§ **TASK PROMPT**: Where a line holds the word "minutes", copy that line.

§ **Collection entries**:
[start]

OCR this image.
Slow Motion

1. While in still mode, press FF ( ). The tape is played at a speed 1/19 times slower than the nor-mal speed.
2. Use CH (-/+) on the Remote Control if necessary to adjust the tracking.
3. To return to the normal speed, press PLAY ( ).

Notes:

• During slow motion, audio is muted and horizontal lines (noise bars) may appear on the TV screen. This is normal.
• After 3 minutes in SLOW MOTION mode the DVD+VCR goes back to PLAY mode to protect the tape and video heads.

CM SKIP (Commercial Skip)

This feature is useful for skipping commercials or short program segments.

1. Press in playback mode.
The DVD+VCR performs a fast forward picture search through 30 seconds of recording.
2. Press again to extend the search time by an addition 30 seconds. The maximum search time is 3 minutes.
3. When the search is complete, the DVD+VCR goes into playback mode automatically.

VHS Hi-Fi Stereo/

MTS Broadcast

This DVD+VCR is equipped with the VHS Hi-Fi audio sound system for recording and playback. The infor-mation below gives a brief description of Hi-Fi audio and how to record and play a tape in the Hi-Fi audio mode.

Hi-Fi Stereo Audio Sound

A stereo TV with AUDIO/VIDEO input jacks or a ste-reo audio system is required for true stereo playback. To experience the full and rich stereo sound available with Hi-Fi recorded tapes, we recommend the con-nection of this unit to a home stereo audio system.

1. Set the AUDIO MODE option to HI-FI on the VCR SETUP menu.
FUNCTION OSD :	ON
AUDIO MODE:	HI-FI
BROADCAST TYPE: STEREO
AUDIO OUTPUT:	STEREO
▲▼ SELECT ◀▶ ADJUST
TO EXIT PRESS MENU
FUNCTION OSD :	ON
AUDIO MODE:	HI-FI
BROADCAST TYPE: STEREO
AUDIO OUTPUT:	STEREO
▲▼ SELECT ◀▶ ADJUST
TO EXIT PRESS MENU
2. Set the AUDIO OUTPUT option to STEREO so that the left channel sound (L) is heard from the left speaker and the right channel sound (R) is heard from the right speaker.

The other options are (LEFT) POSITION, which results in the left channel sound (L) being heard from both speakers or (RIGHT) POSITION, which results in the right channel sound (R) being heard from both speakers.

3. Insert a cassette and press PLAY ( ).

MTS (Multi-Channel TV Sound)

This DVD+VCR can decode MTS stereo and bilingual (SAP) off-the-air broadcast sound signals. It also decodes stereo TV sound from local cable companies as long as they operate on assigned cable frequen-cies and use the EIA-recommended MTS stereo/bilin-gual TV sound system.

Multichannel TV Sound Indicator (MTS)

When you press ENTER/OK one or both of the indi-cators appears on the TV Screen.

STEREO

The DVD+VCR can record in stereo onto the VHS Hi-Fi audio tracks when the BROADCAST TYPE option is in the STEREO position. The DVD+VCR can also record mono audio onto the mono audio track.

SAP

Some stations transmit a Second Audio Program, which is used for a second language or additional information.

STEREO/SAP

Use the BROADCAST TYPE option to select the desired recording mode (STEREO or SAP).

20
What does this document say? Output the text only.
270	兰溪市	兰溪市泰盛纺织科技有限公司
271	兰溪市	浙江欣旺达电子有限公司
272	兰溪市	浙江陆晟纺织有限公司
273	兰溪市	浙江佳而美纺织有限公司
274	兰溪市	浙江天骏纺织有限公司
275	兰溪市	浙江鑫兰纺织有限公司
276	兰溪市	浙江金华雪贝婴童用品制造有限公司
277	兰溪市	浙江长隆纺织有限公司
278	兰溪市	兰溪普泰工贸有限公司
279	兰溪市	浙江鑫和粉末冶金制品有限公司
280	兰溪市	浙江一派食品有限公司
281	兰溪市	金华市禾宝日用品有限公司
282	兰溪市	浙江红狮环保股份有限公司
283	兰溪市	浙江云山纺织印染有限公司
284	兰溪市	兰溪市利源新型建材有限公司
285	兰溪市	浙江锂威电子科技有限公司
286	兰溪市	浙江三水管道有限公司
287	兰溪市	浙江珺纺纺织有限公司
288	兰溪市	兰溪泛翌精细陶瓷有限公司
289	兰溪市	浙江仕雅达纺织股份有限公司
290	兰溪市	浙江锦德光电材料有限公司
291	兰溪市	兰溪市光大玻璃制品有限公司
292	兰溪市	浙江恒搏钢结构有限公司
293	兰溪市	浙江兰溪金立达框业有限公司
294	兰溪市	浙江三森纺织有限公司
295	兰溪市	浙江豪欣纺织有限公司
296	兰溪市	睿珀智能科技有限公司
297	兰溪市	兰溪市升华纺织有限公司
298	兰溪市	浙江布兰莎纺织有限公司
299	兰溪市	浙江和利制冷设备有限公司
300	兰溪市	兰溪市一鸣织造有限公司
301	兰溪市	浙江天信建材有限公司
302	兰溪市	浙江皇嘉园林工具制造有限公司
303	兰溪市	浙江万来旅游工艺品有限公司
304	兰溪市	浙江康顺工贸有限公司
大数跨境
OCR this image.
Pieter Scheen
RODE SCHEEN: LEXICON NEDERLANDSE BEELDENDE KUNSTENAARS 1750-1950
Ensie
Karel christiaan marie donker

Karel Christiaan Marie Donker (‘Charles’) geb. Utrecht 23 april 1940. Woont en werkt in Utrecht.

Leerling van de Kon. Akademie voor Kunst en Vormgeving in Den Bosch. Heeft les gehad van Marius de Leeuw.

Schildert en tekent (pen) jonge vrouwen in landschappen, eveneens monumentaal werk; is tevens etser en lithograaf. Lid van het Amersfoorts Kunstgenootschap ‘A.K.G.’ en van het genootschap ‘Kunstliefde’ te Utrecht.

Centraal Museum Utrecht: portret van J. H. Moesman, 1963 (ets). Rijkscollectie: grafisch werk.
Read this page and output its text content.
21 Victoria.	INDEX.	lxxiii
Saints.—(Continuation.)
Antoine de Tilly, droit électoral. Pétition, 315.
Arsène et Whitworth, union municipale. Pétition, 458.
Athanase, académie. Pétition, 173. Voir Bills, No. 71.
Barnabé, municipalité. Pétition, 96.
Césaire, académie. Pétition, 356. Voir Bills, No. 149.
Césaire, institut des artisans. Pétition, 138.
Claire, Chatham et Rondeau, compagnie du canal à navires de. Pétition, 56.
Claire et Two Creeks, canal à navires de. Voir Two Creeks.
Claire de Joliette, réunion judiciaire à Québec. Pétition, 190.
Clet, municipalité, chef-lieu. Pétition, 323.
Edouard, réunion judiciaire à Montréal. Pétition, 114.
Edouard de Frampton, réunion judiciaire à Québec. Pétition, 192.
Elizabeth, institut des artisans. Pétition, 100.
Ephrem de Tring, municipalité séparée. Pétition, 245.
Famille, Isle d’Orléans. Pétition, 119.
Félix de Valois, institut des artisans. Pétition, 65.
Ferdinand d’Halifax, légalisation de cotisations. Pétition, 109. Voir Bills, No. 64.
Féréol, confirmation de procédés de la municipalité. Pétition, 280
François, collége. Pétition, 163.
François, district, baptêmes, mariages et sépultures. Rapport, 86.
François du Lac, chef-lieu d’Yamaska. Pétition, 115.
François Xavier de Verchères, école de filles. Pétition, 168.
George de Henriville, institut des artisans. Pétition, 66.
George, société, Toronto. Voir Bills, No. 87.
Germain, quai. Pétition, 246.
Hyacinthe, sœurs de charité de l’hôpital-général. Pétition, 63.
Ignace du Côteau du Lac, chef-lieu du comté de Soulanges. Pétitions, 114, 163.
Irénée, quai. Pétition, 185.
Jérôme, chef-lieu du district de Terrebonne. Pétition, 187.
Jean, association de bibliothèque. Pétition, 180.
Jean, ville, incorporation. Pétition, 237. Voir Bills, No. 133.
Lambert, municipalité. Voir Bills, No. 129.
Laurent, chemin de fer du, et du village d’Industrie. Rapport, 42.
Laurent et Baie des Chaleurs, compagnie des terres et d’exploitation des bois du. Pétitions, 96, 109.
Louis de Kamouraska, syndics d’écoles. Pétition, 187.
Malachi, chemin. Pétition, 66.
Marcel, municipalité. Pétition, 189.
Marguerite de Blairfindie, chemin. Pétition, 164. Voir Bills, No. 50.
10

[end]

§ **ANSWER**:
• After 3 minutes in SLOW MOTION mode the DVD+VCR goes back to PLAY mode to protect the tape and video heads.
2. Press again to extend the search time by an addition 30 seconds. The maximum search time is 3 minutes.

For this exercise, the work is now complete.